Annotated element entries:

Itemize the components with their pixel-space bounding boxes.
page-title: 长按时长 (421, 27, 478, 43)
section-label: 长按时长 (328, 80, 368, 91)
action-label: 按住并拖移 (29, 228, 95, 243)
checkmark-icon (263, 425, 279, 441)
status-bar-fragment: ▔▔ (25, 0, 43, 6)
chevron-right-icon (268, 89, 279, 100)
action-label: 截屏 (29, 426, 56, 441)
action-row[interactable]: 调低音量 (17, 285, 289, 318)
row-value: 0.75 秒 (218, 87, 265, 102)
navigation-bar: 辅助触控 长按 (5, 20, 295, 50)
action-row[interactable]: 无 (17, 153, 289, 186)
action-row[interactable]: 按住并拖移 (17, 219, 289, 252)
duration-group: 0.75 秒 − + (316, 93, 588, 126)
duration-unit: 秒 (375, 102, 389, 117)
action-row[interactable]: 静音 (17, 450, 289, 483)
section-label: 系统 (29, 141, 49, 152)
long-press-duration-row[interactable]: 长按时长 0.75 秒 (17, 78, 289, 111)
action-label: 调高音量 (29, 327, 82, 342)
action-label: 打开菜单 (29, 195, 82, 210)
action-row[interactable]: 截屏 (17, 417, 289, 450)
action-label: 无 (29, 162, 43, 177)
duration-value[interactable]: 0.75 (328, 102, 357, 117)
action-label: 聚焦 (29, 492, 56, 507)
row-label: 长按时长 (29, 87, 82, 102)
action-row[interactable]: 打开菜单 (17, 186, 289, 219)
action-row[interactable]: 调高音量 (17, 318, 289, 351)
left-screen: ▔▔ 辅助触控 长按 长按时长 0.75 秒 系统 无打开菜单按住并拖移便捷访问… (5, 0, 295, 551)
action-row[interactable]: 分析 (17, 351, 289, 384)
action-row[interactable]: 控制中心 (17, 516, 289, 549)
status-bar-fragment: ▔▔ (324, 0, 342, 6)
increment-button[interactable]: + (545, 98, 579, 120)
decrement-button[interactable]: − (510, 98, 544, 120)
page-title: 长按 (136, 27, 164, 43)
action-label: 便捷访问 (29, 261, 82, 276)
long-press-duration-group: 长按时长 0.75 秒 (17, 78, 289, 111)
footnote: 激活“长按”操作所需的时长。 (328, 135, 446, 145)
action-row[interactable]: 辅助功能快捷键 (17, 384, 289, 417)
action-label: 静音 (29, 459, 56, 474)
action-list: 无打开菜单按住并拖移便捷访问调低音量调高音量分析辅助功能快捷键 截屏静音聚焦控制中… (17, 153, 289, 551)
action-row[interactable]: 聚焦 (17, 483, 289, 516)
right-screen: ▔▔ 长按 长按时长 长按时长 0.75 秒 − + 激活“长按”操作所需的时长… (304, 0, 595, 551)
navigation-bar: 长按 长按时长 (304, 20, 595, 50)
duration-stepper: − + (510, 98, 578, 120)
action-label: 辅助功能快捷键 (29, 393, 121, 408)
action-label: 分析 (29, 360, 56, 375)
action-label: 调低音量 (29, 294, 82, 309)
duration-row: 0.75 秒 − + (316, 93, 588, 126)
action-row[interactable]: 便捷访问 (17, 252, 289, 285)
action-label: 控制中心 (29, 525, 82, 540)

### Work required
Can you retype every line of the records above, keeping each character unchanged?

### The solution
Itemize the components with their pixel-space bounding boxes.
page-title: 长按时长 (421, 27, 478, 43)
section-label: 长按时长 (328, 80, 368, 91)
action-label: 按住并拖移 (29, 228, 95, 243)
checkmark-icon (263, 425, 279, 441)
status-bar-fragment: ▔▔ (25, 0, 43, 6)
chevron-right-icon (268, 89, 279, 100)
action-label: 截屏 (29, 426, 56, 441)
action-row[interactable]: 调低音量 (17, 285, 289, 318)
row-value: 0.75 秒 (218, 87, 265, 102)
navigation-bar: 辅助触控 长按 (5, 20, 295, 50)
action-row[interactable]: 无 (17, 153, 289, 186)
action-row[interactable]: 按住并拖移 (17, 219, 289, 252)
duration-group: 0.75 秒 − + (316, 93, 588, 126)
duration-unit: 秒 (375, 102, 389, 117)
action-row[interactable]: 静音 (17, 450, 289, 483)
section-label: 系统 (29, 141, 49, 152)
long-press-duration-row[interactable]: 长按时长 0.75 秒 (17, 78, 289, 111)
action-label: 调高音量 (29, 327, 82, 342)
action-label: 打开菜单 (29, 195, 82, 210)
action-row[interactable]: 截屏 (17, 417, 289, 450)
action-label: 无 (29, 162, 43, 177)
duration-value[interactable]: 0.75 (328, 102, 357, 117)
action-label: 聚焦 (29, 492, 56, 507)
row-label: 长按时长 (29, 87, 82, 102)
action-row[interactable]: 打开菜单 (17, 186, 289, 219)
action-row[interactable]: 调高音量 (17, 318, 289, 351)
left-screen: ▔▔ 辅助触控 长按 长按时长 0.75 秒 系统 无打开菜单按住并拖移便捷访问… (5, 0, 295, 551)
action-row[interactable]: 分析 (17, 351, 289, 384)
action-row[interactable]: 控制中心 (17, 516, 289, 549)
status-bar-fragment: ▔▔ (324, 0, 342, 6)
increment-button[interactable]: + (545, 98, 579, 120)
decrement-button[interactable]: − (510, 98, 544, 120)
page-title: 长按 (136, 27, 164, 43)
action-label: 便捷访问 (29, 261, 82, 276)
long-press-duration-group: 长按时长 0.75 秒 (17, 78, 289, 111)
footnote: 激活“长按”操作所需的时长。 (328, 135, 446, 145)
action-row[interactable]: 辅助功能快捷键 (17, 384, 289, 417)
action-label: 静音 (29, 459, 56, 474)
action-list: 无打开菜单按住并拖移便捷访问调低音量调高音量分析辅助功能快捷键 截屏静音聚焦控制中… (17, 153, 289, 551)
action-row[interactable]: 聚焦 (17, 483, 289, 516)
right-screen: ▔▔ 长按 长按时长 长按时长 0.75 秒 − + 激活“长按”操作所需的时长… (304, 0, 595, 551)
navigation-bar: 长按 长按时长 (304, 20, 595, 50)
duration-stepper: − + (510, 98, 578, 120)
action-label: 辅助功能快捷键 (29, 393, 121, 408)
action-label: 分析 (29, 360, 56, 375)
action-label: 调低音量 (29, 294, 82, 309)
duration-row: 0.75 秒 − + (316, 93, 588, 126)
action-row[interactable]: 便捷访问 (17, 252, 289, 285)
action-label: 控制中心 (29, 525, 82, 540)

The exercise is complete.